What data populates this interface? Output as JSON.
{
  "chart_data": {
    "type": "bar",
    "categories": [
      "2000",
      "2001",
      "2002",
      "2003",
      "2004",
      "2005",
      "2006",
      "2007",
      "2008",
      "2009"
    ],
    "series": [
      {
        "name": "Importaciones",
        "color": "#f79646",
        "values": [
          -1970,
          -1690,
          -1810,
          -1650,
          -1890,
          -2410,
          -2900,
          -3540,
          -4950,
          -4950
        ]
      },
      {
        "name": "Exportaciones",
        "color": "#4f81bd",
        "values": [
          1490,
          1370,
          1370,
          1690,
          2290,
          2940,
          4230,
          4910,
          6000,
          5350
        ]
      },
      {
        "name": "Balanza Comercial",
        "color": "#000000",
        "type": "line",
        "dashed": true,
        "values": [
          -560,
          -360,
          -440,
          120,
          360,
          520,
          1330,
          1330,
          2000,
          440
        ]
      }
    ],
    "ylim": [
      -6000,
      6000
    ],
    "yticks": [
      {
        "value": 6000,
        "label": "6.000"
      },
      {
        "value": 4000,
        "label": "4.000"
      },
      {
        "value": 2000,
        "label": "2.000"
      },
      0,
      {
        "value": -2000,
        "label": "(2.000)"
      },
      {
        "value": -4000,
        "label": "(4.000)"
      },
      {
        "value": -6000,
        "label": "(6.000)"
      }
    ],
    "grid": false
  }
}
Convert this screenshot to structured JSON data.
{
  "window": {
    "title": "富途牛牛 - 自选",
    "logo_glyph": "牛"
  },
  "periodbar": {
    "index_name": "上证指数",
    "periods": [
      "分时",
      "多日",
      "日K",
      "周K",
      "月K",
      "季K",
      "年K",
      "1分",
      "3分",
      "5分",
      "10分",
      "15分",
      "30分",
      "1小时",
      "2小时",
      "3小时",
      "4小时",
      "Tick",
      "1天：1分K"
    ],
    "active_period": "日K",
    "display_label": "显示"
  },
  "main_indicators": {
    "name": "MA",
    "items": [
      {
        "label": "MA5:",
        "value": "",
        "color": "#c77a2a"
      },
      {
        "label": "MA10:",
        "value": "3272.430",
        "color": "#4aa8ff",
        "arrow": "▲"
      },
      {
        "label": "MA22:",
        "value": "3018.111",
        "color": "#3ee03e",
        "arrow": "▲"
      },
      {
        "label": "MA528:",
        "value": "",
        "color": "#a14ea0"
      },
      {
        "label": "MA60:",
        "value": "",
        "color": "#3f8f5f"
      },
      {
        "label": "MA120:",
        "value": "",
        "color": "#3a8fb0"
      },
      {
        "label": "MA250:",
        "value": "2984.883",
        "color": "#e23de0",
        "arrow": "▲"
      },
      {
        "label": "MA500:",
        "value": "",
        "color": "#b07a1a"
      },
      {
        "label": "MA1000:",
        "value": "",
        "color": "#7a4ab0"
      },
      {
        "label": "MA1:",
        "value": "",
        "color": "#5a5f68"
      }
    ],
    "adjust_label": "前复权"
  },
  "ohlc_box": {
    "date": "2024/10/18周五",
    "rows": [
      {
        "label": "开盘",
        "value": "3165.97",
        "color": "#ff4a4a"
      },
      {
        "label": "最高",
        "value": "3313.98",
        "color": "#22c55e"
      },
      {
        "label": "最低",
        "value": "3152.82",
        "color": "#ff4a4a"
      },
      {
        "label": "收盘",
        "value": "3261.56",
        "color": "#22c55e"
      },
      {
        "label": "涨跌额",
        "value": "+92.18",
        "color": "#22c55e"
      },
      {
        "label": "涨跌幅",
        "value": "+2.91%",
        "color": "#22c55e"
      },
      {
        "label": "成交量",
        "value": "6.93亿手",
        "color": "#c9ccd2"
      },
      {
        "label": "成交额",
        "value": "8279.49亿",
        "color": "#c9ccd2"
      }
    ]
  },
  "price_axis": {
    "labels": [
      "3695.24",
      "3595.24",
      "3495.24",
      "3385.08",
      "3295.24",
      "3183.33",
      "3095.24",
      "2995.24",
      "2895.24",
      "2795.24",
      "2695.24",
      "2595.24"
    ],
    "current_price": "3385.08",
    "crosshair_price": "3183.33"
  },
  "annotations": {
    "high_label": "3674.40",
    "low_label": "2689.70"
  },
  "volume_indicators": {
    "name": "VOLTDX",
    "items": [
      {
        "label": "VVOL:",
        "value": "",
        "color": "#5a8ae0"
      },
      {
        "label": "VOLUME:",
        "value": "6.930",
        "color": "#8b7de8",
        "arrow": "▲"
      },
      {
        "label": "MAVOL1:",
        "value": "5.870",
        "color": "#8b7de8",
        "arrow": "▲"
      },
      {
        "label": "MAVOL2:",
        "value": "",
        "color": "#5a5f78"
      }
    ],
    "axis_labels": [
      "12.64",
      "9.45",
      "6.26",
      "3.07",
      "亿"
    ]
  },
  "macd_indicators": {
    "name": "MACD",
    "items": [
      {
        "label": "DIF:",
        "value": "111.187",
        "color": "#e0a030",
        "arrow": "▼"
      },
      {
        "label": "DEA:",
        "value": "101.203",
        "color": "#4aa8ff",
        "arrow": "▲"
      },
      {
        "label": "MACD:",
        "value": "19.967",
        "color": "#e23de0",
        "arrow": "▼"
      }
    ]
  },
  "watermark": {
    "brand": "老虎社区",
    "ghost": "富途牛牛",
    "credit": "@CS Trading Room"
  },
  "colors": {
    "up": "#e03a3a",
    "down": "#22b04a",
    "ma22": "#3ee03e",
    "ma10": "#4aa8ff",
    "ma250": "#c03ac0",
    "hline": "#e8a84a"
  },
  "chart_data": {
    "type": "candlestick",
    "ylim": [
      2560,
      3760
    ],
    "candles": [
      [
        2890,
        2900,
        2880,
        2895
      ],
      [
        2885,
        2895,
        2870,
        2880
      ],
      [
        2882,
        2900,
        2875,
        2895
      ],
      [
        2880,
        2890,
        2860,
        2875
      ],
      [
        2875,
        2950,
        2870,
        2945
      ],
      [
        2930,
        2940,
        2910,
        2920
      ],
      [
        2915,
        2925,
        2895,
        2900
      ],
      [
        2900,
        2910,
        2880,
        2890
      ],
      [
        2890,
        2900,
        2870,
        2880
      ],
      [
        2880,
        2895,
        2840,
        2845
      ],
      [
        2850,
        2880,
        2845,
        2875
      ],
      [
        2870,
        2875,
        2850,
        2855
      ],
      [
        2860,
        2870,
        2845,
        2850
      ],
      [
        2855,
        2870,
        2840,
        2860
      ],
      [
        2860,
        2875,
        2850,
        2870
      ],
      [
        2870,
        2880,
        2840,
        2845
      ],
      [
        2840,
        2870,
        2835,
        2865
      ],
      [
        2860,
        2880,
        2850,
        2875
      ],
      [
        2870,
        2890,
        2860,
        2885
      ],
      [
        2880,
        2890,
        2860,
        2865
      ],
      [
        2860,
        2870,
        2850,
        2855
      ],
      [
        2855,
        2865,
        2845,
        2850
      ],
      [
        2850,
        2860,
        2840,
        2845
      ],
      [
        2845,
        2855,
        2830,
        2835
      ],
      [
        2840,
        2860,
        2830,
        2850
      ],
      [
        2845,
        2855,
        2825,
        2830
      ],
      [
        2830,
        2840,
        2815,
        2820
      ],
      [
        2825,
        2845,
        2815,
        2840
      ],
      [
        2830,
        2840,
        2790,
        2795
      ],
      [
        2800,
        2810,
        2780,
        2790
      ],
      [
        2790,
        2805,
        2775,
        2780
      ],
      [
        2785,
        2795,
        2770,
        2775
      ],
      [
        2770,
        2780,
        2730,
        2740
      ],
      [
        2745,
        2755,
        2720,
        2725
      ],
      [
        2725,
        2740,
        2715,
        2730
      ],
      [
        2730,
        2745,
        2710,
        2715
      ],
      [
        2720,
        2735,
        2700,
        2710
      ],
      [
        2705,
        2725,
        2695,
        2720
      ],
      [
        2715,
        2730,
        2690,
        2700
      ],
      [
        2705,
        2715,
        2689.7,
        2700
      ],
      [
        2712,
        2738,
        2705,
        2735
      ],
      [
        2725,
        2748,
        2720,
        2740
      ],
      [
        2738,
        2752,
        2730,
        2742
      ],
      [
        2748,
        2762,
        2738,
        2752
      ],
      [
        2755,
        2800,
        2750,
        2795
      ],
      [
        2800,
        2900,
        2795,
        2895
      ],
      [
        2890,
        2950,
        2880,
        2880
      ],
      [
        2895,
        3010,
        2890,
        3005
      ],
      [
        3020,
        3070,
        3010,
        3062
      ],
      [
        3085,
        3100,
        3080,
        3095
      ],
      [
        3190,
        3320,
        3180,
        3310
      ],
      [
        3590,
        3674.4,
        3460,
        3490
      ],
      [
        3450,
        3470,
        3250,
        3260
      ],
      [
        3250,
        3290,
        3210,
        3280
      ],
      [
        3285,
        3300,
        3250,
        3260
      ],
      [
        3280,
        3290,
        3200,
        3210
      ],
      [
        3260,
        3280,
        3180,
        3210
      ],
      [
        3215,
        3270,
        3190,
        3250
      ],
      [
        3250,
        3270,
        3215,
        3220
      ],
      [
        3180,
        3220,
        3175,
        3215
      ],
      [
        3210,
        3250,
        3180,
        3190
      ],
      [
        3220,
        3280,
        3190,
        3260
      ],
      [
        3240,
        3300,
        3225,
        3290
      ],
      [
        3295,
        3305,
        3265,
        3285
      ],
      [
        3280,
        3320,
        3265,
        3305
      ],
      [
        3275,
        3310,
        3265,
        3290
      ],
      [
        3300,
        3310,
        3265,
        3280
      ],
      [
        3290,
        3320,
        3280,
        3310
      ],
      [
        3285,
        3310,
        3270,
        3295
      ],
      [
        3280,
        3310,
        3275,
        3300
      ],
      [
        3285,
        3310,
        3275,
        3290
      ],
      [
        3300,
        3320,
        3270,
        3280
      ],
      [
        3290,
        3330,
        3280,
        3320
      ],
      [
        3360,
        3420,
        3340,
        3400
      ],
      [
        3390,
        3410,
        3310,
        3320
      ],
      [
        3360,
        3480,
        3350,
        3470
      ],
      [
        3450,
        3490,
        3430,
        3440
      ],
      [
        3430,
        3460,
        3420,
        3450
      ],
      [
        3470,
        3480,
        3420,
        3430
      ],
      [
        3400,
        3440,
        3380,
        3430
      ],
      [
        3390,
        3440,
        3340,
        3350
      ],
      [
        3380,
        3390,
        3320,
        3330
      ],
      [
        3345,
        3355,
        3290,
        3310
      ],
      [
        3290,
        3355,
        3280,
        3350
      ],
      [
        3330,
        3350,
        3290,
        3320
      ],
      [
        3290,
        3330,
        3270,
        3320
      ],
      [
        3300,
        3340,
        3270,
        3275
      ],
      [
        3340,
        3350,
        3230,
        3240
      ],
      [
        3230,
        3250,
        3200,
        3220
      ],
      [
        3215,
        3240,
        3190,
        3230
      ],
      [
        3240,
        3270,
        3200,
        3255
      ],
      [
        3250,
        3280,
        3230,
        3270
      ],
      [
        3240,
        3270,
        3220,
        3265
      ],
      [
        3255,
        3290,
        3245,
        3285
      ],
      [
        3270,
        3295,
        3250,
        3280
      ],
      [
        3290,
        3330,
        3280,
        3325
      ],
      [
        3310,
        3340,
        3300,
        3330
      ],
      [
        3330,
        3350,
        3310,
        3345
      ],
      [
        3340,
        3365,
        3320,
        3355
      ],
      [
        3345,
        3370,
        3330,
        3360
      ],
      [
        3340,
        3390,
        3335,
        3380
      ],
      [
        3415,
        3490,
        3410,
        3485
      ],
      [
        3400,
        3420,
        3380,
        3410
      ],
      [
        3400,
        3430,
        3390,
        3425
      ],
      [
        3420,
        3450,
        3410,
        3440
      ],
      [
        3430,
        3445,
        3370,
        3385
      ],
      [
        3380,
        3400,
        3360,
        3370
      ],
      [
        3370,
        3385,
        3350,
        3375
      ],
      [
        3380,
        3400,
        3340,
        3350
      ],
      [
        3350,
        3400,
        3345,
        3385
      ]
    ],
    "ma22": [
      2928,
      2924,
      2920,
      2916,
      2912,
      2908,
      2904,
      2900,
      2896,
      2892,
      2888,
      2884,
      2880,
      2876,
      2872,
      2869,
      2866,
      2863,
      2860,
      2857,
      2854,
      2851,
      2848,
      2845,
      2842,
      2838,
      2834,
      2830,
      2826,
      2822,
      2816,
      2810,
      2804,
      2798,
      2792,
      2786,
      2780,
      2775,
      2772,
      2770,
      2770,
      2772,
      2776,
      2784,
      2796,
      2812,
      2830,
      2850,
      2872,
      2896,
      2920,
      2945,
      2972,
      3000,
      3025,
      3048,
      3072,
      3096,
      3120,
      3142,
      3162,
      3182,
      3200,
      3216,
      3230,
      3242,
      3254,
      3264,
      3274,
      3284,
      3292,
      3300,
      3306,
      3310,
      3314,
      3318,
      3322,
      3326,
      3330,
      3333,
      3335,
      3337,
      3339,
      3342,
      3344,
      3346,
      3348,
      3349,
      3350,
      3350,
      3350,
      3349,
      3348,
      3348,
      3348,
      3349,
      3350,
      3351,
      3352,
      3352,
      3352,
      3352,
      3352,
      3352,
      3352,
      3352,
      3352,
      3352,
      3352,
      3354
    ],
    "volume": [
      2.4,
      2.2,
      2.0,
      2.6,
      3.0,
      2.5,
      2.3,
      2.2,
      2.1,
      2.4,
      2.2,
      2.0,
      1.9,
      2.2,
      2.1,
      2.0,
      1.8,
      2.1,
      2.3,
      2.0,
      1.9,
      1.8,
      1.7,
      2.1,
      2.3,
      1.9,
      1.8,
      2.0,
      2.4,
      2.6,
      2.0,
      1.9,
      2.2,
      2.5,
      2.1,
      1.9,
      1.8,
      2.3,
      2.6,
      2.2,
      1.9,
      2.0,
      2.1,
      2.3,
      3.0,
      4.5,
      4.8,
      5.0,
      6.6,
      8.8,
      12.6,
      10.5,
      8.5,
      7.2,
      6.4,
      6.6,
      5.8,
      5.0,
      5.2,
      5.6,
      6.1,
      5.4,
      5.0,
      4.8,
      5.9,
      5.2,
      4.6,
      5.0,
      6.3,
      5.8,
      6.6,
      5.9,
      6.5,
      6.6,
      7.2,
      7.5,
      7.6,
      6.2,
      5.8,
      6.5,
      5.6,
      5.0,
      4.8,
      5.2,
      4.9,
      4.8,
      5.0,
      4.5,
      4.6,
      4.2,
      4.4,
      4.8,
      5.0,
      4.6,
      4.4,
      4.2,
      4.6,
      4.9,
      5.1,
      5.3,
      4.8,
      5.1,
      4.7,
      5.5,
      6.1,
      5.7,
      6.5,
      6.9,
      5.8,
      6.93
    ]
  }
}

####################

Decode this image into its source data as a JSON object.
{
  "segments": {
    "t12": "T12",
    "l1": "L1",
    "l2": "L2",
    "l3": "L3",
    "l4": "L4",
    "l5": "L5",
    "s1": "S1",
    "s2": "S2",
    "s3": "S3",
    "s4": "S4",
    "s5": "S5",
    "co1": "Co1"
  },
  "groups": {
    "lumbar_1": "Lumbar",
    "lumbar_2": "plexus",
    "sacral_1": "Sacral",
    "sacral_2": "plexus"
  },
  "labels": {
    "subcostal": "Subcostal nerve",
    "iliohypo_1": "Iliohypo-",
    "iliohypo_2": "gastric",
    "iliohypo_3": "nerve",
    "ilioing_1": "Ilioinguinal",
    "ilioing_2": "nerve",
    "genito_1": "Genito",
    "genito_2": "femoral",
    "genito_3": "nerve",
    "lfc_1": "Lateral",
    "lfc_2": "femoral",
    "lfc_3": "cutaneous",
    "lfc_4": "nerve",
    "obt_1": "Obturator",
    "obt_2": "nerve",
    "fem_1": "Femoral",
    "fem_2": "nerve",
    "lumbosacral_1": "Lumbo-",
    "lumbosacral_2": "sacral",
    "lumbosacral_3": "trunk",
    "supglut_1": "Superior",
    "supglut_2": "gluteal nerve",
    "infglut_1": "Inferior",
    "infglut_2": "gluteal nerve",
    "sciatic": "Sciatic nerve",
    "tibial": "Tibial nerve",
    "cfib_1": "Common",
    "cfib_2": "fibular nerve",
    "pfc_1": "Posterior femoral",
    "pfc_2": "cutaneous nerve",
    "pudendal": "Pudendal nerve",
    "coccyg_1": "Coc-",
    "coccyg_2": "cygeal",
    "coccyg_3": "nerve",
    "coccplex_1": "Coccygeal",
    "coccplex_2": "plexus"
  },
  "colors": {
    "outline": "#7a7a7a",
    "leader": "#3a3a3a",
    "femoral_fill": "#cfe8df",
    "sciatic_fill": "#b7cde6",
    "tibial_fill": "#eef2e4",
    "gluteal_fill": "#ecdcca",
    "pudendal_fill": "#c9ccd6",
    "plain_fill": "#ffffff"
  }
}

####################

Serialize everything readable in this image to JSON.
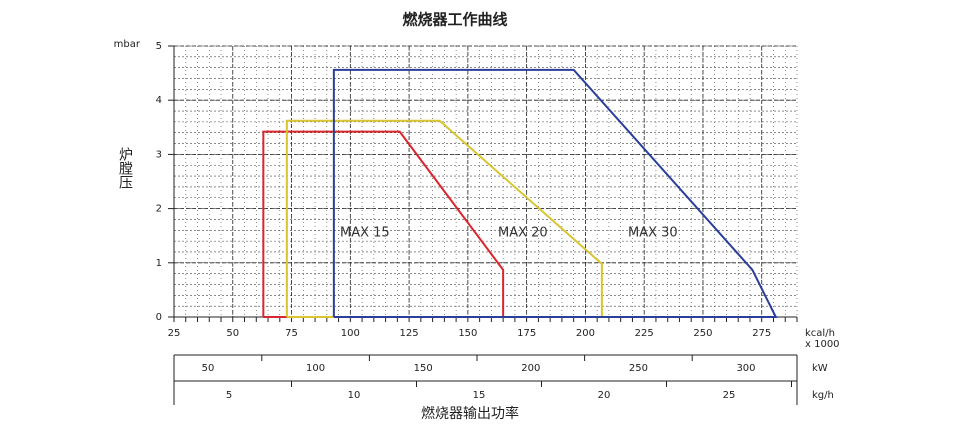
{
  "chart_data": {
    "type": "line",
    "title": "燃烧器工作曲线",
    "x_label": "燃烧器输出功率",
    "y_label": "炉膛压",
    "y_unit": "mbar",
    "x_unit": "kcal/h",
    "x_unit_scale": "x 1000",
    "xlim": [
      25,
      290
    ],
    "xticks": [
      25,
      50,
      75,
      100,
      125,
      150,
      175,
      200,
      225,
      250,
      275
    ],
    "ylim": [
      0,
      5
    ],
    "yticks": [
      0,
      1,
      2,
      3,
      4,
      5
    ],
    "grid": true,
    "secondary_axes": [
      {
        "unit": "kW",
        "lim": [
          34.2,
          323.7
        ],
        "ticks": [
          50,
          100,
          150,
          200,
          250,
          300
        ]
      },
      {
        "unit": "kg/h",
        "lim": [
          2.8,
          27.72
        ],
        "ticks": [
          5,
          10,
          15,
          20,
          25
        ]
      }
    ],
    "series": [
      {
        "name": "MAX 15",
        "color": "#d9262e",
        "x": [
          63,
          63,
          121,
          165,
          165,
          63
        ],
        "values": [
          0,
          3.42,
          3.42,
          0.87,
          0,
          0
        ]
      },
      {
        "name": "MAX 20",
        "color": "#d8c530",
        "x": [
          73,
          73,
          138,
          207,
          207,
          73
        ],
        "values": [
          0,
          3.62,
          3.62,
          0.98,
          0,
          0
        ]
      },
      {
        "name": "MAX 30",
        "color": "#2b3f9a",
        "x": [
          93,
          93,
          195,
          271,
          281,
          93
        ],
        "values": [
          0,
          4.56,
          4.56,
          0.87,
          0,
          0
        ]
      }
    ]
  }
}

####################

• **EXERCISE DESCRIPTION**: For the entries above, count the lines that contain the string "cutaneous", and state that number without further comment.

• **TASK ANSWER**: 2